▶ [OBJECTIVE] Look through the data below. Pick out the lines holding the string "Login".

▶ [MATERIAL FOR THIS TASK]
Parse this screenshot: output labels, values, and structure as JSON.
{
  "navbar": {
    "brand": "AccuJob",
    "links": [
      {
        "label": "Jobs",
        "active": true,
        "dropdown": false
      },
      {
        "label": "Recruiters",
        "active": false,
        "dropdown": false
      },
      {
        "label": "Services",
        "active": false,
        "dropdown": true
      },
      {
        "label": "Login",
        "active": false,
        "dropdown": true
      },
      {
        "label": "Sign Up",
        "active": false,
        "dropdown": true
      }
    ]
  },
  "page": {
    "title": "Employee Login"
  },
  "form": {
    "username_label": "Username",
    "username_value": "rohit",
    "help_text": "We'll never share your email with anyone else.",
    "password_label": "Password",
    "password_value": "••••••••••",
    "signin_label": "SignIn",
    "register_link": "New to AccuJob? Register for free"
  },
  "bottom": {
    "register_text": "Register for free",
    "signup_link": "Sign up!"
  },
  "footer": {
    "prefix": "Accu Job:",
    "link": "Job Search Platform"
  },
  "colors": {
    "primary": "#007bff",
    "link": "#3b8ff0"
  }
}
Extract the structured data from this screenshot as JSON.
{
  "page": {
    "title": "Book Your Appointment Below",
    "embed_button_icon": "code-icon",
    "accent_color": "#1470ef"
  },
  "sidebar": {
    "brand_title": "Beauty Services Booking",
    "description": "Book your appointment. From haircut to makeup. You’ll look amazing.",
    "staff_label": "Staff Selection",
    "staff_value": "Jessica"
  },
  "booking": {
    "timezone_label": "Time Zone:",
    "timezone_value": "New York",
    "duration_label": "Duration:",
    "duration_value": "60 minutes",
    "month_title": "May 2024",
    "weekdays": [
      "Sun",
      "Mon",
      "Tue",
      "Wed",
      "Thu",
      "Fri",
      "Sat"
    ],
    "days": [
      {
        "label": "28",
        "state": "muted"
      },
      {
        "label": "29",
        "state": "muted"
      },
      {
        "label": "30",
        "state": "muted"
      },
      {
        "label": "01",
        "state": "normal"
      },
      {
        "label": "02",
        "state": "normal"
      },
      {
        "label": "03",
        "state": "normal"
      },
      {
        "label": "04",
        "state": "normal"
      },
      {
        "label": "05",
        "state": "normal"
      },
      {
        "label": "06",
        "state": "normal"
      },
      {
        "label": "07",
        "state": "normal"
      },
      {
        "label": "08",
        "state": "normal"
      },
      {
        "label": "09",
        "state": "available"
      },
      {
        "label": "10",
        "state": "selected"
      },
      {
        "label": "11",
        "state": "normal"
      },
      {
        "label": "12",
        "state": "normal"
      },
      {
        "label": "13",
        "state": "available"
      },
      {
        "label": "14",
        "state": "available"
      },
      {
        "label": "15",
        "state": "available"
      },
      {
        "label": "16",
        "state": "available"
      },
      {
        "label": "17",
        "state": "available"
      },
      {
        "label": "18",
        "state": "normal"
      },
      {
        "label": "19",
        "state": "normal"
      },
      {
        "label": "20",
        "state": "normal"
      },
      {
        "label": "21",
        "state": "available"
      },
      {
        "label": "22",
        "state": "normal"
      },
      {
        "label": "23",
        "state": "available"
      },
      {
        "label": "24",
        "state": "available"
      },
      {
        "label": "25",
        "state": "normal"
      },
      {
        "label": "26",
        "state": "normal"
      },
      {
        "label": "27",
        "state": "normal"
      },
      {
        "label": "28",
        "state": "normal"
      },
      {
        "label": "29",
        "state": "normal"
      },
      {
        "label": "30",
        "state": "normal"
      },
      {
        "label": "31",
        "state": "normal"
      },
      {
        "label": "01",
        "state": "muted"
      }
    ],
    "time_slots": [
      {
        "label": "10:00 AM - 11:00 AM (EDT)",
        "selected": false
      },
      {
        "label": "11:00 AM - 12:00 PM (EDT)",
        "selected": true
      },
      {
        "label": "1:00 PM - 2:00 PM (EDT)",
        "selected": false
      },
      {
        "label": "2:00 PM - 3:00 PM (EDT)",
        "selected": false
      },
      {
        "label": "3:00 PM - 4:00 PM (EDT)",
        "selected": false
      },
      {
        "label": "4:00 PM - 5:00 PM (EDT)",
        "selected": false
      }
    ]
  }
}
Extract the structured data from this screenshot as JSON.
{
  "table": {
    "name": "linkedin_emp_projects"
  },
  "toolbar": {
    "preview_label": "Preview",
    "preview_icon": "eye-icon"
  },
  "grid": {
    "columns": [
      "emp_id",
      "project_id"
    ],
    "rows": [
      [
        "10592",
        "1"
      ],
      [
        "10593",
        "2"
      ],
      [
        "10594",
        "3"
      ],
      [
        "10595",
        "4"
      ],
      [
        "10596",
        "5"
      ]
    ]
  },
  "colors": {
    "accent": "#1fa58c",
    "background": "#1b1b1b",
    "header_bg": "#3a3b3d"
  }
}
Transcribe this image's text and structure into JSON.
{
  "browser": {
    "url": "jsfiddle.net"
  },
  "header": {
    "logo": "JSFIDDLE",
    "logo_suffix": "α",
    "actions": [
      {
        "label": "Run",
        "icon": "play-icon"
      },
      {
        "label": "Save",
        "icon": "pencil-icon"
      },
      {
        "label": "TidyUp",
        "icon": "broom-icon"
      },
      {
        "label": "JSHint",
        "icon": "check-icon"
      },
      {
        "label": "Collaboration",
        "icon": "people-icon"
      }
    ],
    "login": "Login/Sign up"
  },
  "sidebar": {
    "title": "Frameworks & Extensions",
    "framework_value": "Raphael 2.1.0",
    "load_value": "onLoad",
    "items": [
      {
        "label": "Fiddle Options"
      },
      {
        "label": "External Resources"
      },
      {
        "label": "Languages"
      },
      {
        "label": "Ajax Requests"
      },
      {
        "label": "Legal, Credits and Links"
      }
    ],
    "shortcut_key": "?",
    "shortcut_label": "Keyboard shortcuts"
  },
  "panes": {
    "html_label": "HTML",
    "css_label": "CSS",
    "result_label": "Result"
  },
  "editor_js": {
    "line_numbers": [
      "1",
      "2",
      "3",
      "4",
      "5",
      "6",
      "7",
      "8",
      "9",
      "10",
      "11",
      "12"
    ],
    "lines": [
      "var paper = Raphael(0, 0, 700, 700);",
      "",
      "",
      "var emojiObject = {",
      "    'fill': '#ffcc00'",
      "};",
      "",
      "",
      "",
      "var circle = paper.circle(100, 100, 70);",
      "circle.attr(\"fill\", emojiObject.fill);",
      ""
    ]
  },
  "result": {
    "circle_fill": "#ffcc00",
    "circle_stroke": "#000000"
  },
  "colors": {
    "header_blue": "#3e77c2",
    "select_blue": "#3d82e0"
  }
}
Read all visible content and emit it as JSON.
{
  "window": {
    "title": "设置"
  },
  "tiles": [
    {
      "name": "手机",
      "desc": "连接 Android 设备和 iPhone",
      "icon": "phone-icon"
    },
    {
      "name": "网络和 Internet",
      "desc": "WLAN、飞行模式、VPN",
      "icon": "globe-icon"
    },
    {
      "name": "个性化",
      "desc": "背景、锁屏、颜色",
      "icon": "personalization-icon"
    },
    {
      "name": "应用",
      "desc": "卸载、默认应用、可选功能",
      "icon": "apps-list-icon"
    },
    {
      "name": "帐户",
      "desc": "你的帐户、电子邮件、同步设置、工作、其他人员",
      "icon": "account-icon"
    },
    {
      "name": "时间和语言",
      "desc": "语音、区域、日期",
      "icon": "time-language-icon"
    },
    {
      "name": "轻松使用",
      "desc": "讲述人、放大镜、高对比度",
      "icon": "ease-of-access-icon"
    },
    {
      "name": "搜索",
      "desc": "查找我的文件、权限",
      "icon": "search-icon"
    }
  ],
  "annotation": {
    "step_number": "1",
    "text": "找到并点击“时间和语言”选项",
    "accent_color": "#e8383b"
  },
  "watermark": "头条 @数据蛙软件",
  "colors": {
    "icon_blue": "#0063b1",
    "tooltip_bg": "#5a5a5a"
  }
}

▶ [CORRECT ANSWER]
        "label": "Login",
    "title": "Employee Login"
    "login": "Login/Sign up"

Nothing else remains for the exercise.